◆ **JOB**: Restate the entries below word for word, omitting nothing.

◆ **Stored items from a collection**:
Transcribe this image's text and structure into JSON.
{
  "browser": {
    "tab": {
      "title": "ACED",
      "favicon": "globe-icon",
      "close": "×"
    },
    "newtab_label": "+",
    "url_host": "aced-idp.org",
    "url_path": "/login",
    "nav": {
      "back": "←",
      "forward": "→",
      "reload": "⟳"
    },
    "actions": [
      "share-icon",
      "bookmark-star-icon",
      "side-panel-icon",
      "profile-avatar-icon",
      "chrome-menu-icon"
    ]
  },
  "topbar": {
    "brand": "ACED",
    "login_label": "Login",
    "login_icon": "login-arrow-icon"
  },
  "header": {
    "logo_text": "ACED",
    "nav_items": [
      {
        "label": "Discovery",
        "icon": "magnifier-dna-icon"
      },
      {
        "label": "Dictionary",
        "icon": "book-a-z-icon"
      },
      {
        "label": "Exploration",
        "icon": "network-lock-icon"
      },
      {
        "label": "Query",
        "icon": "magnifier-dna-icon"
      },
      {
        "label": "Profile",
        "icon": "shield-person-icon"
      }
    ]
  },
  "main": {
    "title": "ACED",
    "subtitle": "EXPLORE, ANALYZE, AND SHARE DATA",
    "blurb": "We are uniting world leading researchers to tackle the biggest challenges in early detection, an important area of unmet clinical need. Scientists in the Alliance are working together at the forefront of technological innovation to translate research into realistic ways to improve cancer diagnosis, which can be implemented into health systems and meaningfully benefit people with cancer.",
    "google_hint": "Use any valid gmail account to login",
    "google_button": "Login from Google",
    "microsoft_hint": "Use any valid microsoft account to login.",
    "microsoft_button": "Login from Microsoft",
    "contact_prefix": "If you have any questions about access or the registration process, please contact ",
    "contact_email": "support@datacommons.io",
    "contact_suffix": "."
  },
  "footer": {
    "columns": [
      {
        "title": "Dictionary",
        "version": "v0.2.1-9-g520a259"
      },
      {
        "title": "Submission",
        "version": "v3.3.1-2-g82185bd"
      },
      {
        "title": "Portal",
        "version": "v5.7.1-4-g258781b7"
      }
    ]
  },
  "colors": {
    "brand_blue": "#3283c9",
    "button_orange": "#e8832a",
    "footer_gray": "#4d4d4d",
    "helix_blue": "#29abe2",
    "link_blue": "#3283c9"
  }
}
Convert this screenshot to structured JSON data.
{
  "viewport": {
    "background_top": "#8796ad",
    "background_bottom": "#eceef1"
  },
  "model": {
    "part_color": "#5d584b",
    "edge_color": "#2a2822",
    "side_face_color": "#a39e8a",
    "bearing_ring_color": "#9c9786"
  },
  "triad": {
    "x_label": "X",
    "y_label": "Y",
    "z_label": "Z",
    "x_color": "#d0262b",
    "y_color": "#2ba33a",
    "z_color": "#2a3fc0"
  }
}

◆ **RESPONSE TO THIS TASK**:
Transcribe this image's text and structure into JSON.
{
  "browser": {
    "tab": {
      "title": "ACED",
      "favicon": "globe-icon",
      "close": "×"
    },
    "newtab_label": "+",
    "url_host": "aced-idp.org",
    "url_path": "/login",
    "nav": {
      "back": "←",
      "forward": "→",
      "reload": "⟳"
    },
    "actions": [
      "share-icon",
      "bookmark-star-icon",
      "side-panel-icon",
      "profile-avatar-icon",
      "chrome-menu-icon"
    ]
  },
  "topbar": {
    "brand": "ACED",
    "login_label": "Login",
    "login_icon": "login-arrow-icon"
  },
  "header": {
    "logo_text": "ACED",
    "nav_items": [
      {
        "label": "Discovery",
        "icon": "magnifier-dna-icon"
      },
      {
        "label": "Dictionary",
        "icon": "book-a-z-icon"
      },
      {
        "label": "Exploration",
        "icon": "network-lock-icon"
      },
      {
        "label": "Query",
        "icon": "magnifier-dna-icon"
      },
      {
        "label": "Profile",
        "icon": "shield-person-icon"
      }
    ]
  },
  "main": {
    "title": "ACED",
    "subtitle": "EXPLORE, ANALYZE, AND SHARE DATA",
    "blurb": "We are uniting world leading researchers to tackle the biggest challenges in early detection, an important area of unmet clinical need. Scientists in the Alliance are working together at the forefront of technological innovation to translate research into realistic ways to improve cancer diagnosis, which can be implemented into health systems and meaningfully benefit people with cancer.",
    "google_hint": "Use any valid gmail account to login",
    "google_button": "Login from Google",
    "microsoft_hint": "Use any valid microsoft account to login.",
    "microsoft_button": "Login from Microsoft",
    "contact_prefix": "If you have any questions about access or the registration process, please contact ",
    "contact_email": "support@datacommons.io",
    "contact_suffix": "."
  },
  "footer": {
    "columns": [
      {
        "title": "Dictionary",
        "version": "v0.2.1-9-g520a259"
      },
      {
        "title": "Submission",
        "version": "v3.3.1-2-g82185bd"
      },
      {
        "title": "Portal",
        "version": "v5.7.1-4-g258781b7"
      }
    ]
  },
  "colors": {
    "brand_blue": "#3283c9",
    "button_orange": "#e8832a",
    "footer_gray": "#4d4d4d",
    "helix_blue": "#29abe2",
    "link_blue": "#3283c9"
  }
}
Convert this screenshot to structured JSON data.
{
  "viewport": {
    "background_top": "#8796ad",
    "background_bottom": "#eceef1"
  },
  "model": {
    "part_color": "#5d584b",
    "edge_color": "#2a2822",
    "side_face_color": "#a39e8a",
    "bearing_ring_color": "#9c9786"
  },
  "triad": {
    "x_label": "X",
    "y_label": "Y",
    "z_label": "Z",
    "x_color": "#d0262b",
    "y_color": "#2ba33a",
    "z_color": "#2a3fc0"
  }
}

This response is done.